AIM — Your task is to locate every line holding the string "friend" and to copy each of them.

TASK MATERIAL —
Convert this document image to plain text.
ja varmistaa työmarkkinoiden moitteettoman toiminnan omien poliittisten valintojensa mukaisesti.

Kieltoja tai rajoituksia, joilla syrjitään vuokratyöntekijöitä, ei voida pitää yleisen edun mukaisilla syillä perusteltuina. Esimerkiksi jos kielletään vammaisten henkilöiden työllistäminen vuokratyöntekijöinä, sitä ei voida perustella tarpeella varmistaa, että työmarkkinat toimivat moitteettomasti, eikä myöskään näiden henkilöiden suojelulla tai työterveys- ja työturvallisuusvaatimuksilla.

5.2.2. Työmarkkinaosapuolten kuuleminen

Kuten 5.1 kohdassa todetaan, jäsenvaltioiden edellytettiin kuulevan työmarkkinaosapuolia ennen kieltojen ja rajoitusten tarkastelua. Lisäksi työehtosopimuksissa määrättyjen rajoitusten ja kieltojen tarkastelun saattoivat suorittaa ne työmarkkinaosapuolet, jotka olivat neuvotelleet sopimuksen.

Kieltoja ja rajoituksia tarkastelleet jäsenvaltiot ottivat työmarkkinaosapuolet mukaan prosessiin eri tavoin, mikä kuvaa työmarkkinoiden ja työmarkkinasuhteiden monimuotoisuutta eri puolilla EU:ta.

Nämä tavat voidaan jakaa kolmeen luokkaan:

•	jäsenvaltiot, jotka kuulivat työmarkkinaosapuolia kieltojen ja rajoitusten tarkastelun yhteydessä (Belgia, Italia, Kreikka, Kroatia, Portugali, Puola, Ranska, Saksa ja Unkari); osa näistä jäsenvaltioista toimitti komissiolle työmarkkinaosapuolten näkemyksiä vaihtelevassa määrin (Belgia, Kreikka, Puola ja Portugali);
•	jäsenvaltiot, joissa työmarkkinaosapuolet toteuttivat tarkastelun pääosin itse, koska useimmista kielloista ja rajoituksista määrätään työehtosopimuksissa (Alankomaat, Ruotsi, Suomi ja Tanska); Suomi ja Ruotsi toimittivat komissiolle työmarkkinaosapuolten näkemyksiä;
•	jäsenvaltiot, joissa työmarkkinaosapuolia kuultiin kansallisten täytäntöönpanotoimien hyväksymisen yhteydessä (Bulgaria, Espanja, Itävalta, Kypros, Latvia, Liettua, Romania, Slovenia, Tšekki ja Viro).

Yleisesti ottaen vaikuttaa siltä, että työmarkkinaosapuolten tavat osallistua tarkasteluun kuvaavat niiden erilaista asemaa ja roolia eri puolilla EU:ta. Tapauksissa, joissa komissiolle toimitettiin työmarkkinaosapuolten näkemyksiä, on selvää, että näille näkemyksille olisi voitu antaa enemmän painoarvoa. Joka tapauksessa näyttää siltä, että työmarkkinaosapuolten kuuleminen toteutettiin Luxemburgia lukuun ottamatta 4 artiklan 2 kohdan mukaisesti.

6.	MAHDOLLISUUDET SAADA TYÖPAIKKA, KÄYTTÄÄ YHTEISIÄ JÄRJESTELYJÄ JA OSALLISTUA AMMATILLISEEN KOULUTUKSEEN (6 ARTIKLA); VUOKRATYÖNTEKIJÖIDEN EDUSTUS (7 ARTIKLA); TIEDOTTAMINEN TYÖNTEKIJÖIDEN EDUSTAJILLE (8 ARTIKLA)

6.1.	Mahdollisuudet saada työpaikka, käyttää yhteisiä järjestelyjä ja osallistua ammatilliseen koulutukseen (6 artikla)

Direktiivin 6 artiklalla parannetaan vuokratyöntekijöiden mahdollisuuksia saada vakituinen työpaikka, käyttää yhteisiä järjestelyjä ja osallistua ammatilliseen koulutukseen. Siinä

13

* * *

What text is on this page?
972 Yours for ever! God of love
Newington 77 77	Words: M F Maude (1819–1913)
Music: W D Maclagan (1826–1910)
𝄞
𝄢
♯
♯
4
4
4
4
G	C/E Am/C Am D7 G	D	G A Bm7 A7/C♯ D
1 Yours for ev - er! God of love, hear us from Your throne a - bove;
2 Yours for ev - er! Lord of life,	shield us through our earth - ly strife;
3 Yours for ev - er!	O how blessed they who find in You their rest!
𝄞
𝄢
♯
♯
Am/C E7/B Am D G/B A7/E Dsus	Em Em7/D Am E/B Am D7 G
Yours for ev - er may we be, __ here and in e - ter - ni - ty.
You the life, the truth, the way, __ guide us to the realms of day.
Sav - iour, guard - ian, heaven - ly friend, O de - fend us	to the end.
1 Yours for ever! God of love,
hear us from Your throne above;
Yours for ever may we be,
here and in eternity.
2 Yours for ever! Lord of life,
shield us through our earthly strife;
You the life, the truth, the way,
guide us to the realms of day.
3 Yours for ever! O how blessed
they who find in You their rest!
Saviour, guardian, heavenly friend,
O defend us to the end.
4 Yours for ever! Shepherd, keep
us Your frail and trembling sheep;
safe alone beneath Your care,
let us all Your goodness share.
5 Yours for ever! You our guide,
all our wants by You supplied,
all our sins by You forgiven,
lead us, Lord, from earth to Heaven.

* * *

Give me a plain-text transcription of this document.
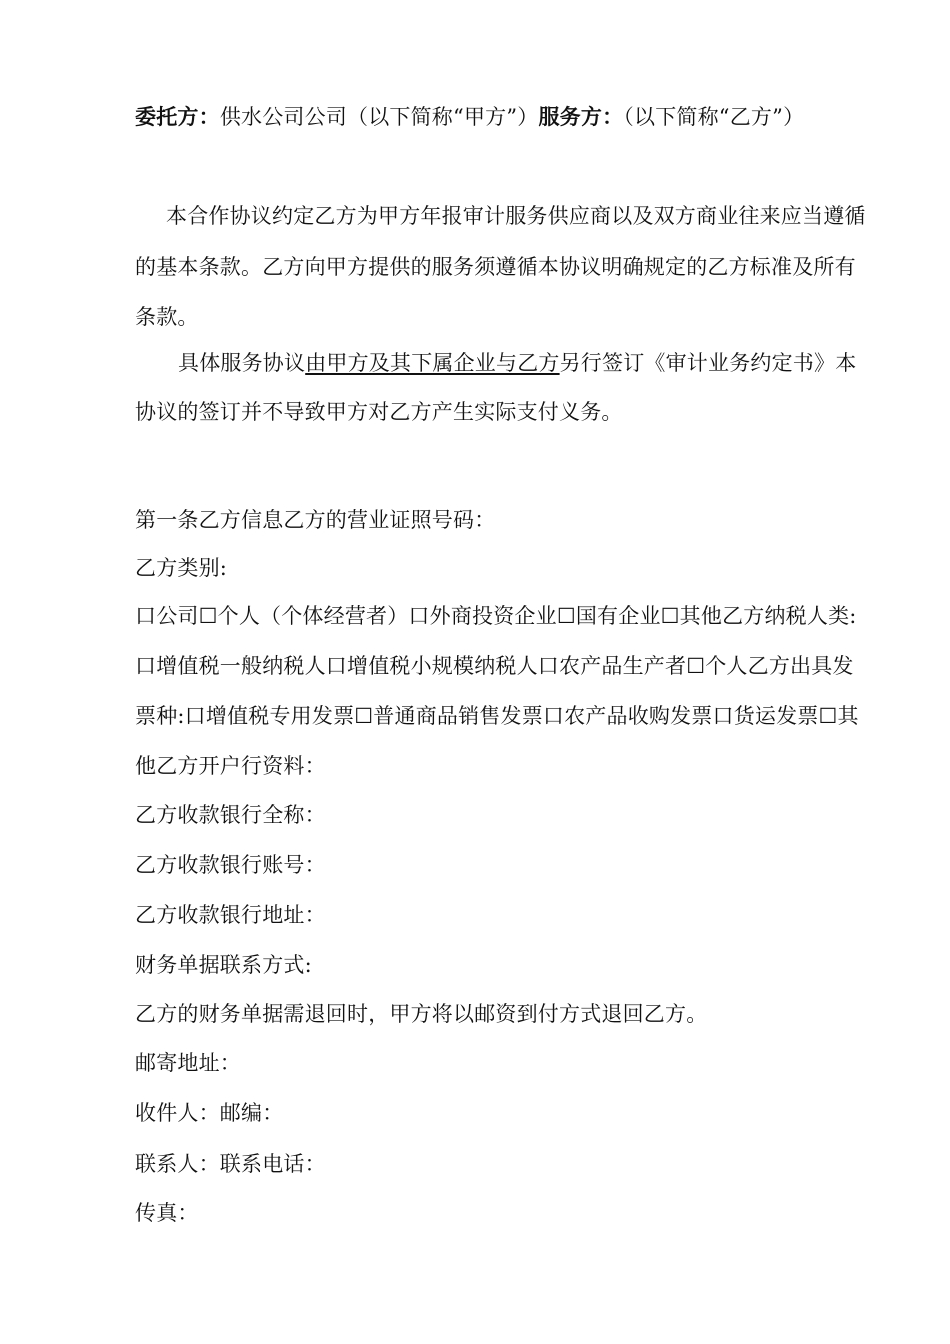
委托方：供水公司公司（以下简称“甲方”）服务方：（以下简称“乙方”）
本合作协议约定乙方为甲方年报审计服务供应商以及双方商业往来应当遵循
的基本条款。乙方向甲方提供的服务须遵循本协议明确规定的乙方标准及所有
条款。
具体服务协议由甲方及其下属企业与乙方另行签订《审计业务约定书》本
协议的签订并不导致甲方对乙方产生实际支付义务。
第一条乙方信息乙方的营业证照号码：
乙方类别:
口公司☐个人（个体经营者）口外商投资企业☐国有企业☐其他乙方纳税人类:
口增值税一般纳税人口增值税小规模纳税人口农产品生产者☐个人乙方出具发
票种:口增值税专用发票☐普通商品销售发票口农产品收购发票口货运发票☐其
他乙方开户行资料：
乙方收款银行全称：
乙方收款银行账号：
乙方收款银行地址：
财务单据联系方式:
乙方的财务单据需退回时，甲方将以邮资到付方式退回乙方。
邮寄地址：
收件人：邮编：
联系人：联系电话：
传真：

OUTPUT BELOW —
Sav - iour, guard - ian, heaven - ly friend, O de - fend us	to the end.
Saviour, guardian, heavenly friend,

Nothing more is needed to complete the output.